This is another letter that I’ll break into two parts. As he says in the letter, this is a “chatty” piece.
November 15, 1965
Well I sure am glad to learn that you are still in “the land of the living,” and that some of my ramblings did not offend you.
I guess (us middle agers) you are, but I am not, but I am not going to call myself old yet. Hey! That don’t sound right, I meant that you are approaching middle age and that I AM old, are inclined to follow along as our parents did. I came from probably the most “rock ribbed” Republican State in the Union (Maine). And before the advent of FDR they used to say “as goes Maine, so goes the Nation.” What a ribbing we have taken since 1932 though.
Yes! When I was a child the word Democrat was a bad word. Of course that was ridiculous as they were probably better informed and further ahead than we were. At any rate as I remember it, they were the first to grab onto the Welfare State.
You must have gotten married very young as I just know you are more than twenty years younger than I am. We were also married during the depression and I’m telling you that in the State of Maine it was just horrible. A great many of us are poked fun at today because we still “cut corners” and try to save a little, and that is probably a result of the fear that the depression instilled in us. I, for instance, never had a new car in my life. I never expect to. I bought my Pontiac (1962 Bonneville) for $2200 less than the original owner paid for it. He wanted a new car every year and buys one but he takes a terrific depreciation, which I of course can’t afford to do. I just hunt around until I find a car that looks as good as new, find out who owned it if possible and buy it.

** Stated task 1 **
In the 1965 letter, which state does the writer say he came from?

** Annotated element listings **
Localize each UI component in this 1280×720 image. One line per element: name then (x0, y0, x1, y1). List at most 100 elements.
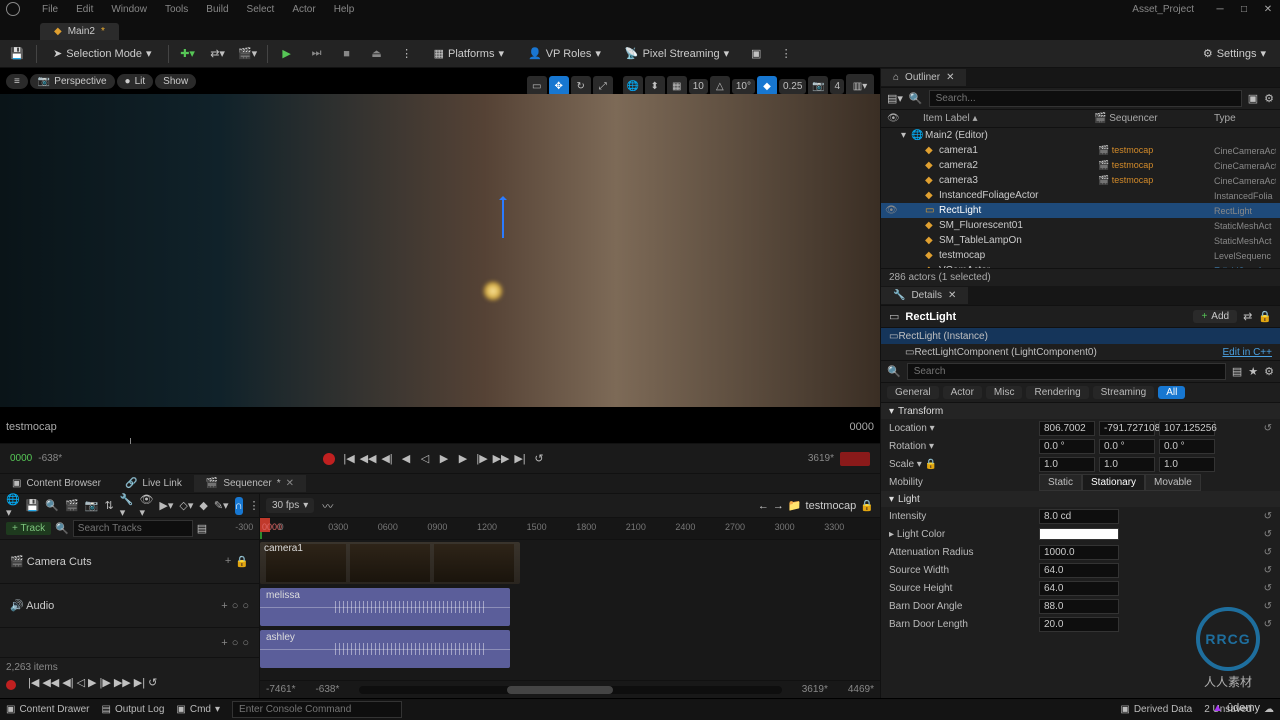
grid-snap-button[interactable]: ▦ (667, 76, 687, 96)
details-lock-button[interactable]: 🔒 (1258, 310, 1272, 323)
play-reverse-button[interactable]: ◁ (417, 451, 433, 467)
curve-editor-button[interactable]: 〰 (322, 498, 333, 514)
marketplace-button[interactable]: ⇄▾ (207, 43, 229, 65)
viewport-perspective-button[interactable]: 📷 Perspective (30, 74, 115, 89)
seq-snap-opts[interactable]: ⋮ (249, 497, 260, 515)
reset-icon[interactable]: ↺ (1264, 565, 1272, 576)
source-control-button[interactable]: ☁ (1264, 704, 1274, 715)
seq-key-button[interactable]: ◇▾ (179, 497, 193, 515)
seq-play-rev[interactable]: ◁ (77, 676, 85, 689)
add-folder-button[interactable]: ▣ (1248, 92, 1258, 105)
close-icon[interactable]: ✕ (948, 290, 956, 301)
edit-in-cpp-link[interactable]: Edit in C++ (1223, 347, 1272, 358)
filter-icon[interactable]: ▤▾ (887, 92, 903, 105)
timeline-scrollbar[interactable]: -7461* -638* 3619* 4469* (260, 680, 880, 698)
fps-dropdown[interactable]: 30 fps ▾ (266, 498, 314, 513)
clip-audio-2[interactable]: ashley (260, 630, 510, 668)
outliner-col-label[interactable]: Item Label ▴ (903, 113, 1094, 124)
reset-icon[interactable]: ↺ (1264, 423, 1272, 434)
lock-icon[interactable]: 🔒 (235, 555, 249, 568)
vp-roles-button[interactable]: 👤 VP Roles ▾ (520, 44, 609, 63)
cmd-dropdown[interactable]: ▣ Cmd ▾ (176, 704, 220, 715)
step-back-frame-button[interactable]: ◀ (398, 451, 414, 467)
details-settings-button[interactable]: ⚙ (1264, 365, 1274, 378)
play-options-button[interactable]: ⋮ (396, 43, 418, 65)
window-minimize-button[interactable]: ─ (1214, 3, 1226, 15)
platforms-button[interactable]: ▦ Platforms ▾ (426, 44, 512, 63)
section-transform[interactable]: ▾ Transform (881, 403, 1280, 419)
outliner-row[interactable]: 👁▭RectLightRectLight (881, 203, 1280, 218)
seq-edit-button[interactable]: ✎▾ (214, 497, 229, 515)
seq-snap-button[interactable]: ∩ (235, 497, 243, 515)
outliner-row[interactable]: ◆SM_TableLampOnStaticMeshAct (881, 233, 1280, 248)
eject-button[interactable]: ⏏ (366, 43, 388, 65)
timeline-ruler[interactable]: 0000 -300 0 0300 0600 0900 1200 1500 180… (260, 518, 880, 540)
stop-button[interactable]: ■ (336, 43, 358, 65)
clip-camera[interactable]: camera1 (260, 542, 520, 584)
cinematics-button[interactable]: 🎬▾ (237, 43, 259, 65)
seq-find-button[interactable]: 🔍 (45, 497, 59, 515)
intensity-input[interactable]: 8.0 cd (1039, 509, 1119, 524)
menu-select[interactable]: Select (247, 4, 275, 15)
viewport[interactable]: ≡ 📷 Perspective ● Lit Show ▭ ✥ ↻ ⤢ 🌐 ⬍ ▦… (0, 68, 880, 443)
tab-content-browser[interactable]: ▣ Content Browser (0, 475, 113, 492)
loop-button[interactable]: ↺ (531, 451, 547, 467)
rotation-z-input[interactable]: 0.0 ° (1159, 439, 1215, 454)
source-width-input[interactable]: 64.0 (1039, 563, 1119, 578)
console-input[interactable] (232, 701, 402, 718)
document-tab-main[interactable]: ◆ Main2* (40, 23, 119, 40)
seq-tool-button[interactable]: 🔧▾ (120, 497, 134, 515)
toolbar-extra-1[interactable]: ▣ (745, 43, 767, 65)
reset-icon[interactable]: ↺ (1264, 601, 1272, 612)
window-close-button[interactable]: ✕ (1262, 3, 1274, 15)
reset-icon[interactable]: ↺ (1264, 529, 1272, 540)
menu-actor[interactable]: Actor (292, 4, 315, 15)
viewport-lit-button[interactable]: ● Lit (117, 74, 154, 89)
outliner-row[interactable]: ◆camera1🎬 testmocapCineCameraAct (881, 143, 1280, 158)
barn-length-input[interactable]: 20.0 (1039, 617, 1119, 632)
step-fwd-key-button[interactable]: |▶ (474, 451, 490, 467)
tab-outliner[interactable]: ⌂ Outliner ✕ (881, 69, 966, 86)
tab-details[interactable]: 🔧 Details ✕ (881, 287, 968, 304)
seq-world-button[interactable]: 🌐▾ (6, 497, 20, 515)
rotate-tool-button[interactable]: ↻ (571, 76, 591, 96)
add-section-icon[interactable]: + (221, 600, 227, 612)
breadcrumb-lock-icon[interactable]: 🔒 (860, 499, 874, 512)
outliner-row[interactable]: ◆testmocapLevelSequenc (881, 248, 1280, 263)
scale-snap-button[interactable]: ◆ (757, 76, 777, 96)
details-fav-button[interactable]: ★ (1248, 365, 1258, 378)
atten-input[interactable]: 1000.0 (1039, 545, 1119, 560)
seq-playback-button[interactable]: ▶▾ (159, 497, 173, 515)
menu-file[interactable]: File (42, 4, 58, 15)
translate-tool-button[interactable]: ✥ (549, 76, 569, 96)
seq-actions-button[interactable]: ⇅ (105, 497, 114, 515)
mobility-static[interactable]: Static (1039, 474, 1082, 491)
surface-snap-button[interactable]: ⬍ (645, 76, 665, 96)
go-to-start-button[interactable]: |◀ (341, 451, 357, 467)
angle-snap-value[interactable]: 10° (732, 79, 755, 94)
menu-window[interactable]: Window (111, 4, 147, 15)
viewport-show-button[interactable]: Show (155, 74, 196, 89)
mobility-movable[interactable]: Movable (1145, 474, 1201, 491)
outliner-row[interactable]: ◆camera3🎬 testmocapCineCameraAct (881, 173, 1280, 188)
add-content-button[interactable]: ✚▾ (177, 43, 199, 65)
outliner-row[interactable]: ◆camera2🎬 testmocapCineCameraAct (881, 158, 1280, 173)
seq-go-start[interactable]: |◀ (28, 676, 39, 689)
light-color-swatch[interactable] (1039, 528, 1119, 540)
playbar-end-marker[interactable] (840, 452, 870, 466)
close-icon[interactable]: ✕ (946, 72, 954, 83)
scale-y-input[interactable]: 1.0 (1099, 457, 1155, 472)
step-fwd-frame-button[interactable]: ▶ (455, 451, 471, 467)
seq-go-end[interactable]: ▶| (134, 676, 145, 689)
angle-snap-button[interactable]: △ (710, 76, 730, 96)
cat-actor[interactable]: Actor (943, 386, 982, 399)
menu-help[interactable]: Help (334, 4, 355, 15)
track-empty[interactable]: +○○ (0, 628, 259, 658)
tab-live-link[interactable]: 🔗 Live Link (113, 475, 194, 492)
details-add-button[interactable]: +Add (1193, 310, 1237, 323)
cat-streaming[interactable]: Streaming (1093, 386, 1155, 399)
go-to-end-button[interactable]: ▶| (512, 451, 528, 467)
scale-snap-value[interactable]: 0.25 (779, 79, 806, 94)
section-light[interactable]: ▾ Light (881, 491, 1280, 507)
scale-tool-button[interactable]: ⤢ (593, 76, 613, 96)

** Stated task 2 **
Output the lines of the entries as a JSON list of strings, one string per line with blank lines omitted. Begin at the line that contains "grid-snap-button[interactable]: ▦ (667, 76, 687, 96)" and stop after the line that contains "clip-audio-2[interactable]: ashley (260, 630, 510, 668)".

** Expected answer 1 **
Maine

** Expected answer 2 **
[
  "grid-snap-button[interactable]: ▦ (667, 76, 687, 96)",
  "details-lock-button[interactable]: 🔒 (1258, 310, 1272, 323)",
  "play-reverse-button[interactable]: ◁ (417, 451, 433, 467)",
  "curve-editor-button[interactable]: 〰 (322, 498, 333, 514)",
  "marketplace-button[interactable]: ⇄▾ (207, 43, 229, 65)",
  "viewport-perspective-button[interactable]: 📷 Perspective (30, 74, 115, 89)",
  "seq-snap-opts[interactable]: ⋮ (249, 497, 260, 515)",
  "reset-icon[interactable]: ↺ (1264, 565, 1272, 576)",
  "source-control-button[interactable]: ☁ (1264, 704, 1274, 715)",
  "seq-key-button[interactable]: ◇▾ (179, 497, 193, 515)",
  "seq-play-rev[interactable]: ◁ (77, 676, 85, 689)",
  "add-folder-button[interactable]: ▣ (1248, 92, 1258, 105)",
  "close-icon[interactable]: ✕ (948, 290, 956, 301)",
  "edit-in-cpp-link[interactable]: Edit in C++ (1223, 347, 1272, 358)",
  "filter-icon[interactable]: ▤▾ (887, 92, 903, 105)",
  "timeline-scrollbar[interactable]: -7461* -638* 3619* 4469* (260, 680, 880, 698)",
  "fps-dropdown[interactable]: 30 fps ▾ (266, 498, 314, 513)",
  "clip-audio-2[interactable]: ashley (260, 630, 510, 668)"
]